**Task instructions**
Using the records provided below, locate and copy each line that contains the word "match".
[START Record set]
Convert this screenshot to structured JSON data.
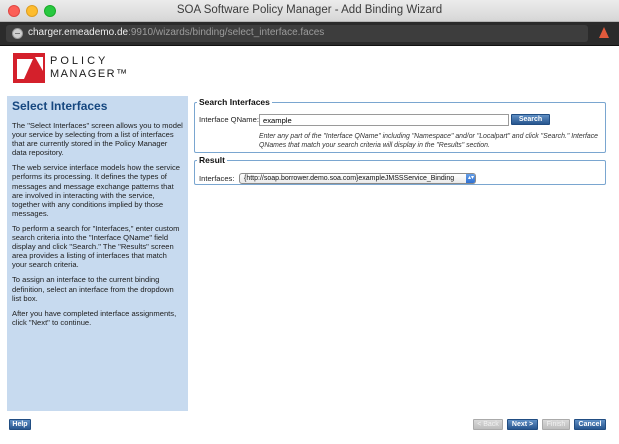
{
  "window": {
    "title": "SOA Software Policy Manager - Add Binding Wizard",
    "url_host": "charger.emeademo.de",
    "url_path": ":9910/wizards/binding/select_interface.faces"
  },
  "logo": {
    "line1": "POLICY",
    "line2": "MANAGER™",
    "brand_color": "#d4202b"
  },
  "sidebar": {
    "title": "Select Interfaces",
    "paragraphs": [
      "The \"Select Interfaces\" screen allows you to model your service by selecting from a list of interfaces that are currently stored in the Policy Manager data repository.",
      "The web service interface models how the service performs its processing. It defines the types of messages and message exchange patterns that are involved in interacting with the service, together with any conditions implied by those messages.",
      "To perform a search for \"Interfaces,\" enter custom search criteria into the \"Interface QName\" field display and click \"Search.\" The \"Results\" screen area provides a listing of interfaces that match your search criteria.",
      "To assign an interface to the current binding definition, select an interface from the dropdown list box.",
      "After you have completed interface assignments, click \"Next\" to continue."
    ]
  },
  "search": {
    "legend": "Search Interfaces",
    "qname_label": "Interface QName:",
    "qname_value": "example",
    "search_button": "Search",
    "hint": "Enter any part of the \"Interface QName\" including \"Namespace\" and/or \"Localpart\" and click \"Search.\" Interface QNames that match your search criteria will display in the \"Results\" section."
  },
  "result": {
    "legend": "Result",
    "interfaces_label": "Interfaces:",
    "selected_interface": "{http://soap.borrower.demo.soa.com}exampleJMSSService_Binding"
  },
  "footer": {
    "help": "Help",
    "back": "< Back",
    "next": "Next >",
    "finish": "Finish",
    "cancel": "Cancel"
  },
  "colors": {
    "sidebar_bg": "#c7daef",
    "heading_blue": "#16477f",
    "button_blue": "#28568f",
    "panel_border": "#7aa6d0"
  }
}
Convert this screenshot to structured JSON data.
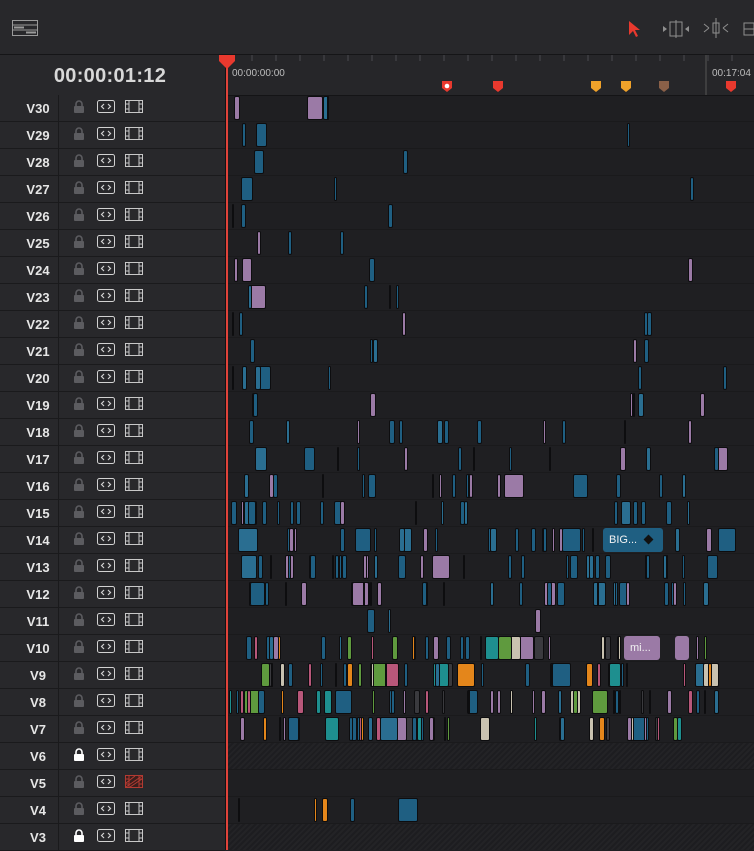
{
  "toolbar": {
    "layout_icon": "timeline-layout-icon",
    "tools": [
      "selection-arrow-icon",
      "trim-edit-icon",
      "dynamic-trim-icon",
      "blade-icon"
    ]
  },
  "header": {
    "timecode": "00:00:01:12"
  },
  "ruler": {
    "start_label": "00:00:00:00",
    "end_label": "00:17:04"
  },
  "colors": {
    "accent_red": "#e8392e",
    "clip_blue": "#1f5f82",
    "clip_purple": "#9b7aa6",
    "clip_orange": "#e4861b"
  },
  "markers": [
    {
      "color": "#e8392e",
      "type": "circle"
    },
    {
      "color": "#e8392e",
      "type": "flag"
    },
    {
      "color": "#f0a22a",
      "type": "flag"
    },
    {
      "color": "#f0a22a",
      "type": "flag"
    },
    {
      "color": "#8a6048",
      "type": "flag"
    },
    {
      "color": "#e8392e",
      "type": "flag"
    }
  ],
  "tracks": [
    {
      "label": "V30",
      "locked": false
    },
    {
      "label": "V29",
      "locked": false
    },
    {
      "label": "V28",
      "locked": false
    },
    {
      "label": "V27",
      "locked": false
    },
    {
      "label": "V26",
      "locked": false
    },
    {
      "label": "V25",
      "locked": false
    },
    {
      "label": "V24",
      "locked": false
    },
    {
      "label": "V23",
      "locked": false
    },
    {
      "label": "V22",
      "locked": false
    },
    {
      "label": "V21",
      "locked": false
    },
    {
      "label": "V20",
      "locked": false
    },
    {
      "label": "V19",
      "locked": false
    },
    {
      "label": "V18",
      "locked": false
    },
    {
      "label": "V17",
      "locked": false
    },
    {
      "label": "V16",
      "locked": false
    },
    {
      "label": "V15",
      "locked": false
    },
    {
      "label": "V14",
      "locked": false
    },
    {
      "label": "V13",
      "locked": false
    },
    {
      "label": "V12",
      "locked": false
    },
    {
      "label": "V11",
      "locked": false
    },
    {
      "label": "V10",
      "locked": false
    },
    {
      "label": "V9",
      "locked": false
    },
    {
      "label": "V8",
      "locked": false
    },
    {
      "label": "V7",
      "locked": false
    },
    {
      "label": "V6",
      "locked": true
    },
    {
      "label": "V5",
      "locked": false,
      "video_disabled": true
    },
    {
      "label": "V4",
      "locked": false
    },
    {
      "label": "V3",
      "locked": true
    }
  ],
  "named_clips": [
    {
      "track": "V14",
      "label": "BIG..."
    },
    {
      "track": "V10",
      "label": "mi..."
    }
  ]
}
[END Record set]
**In response**
      "To perform a search for \"Interfaces,\" enter custom search criteria into the \"Interface QName\" field display and click \"Search.\" The \"Results\" screen area provides a listing of interfaces that match your search criteria.",
    "hint": "Enter any part of the \"Interface QName\" including \"Namespace\" and/or \"Localpart\" and click \"Search.\" Interface QNames that match your search criteria will display in the \"Results\" section."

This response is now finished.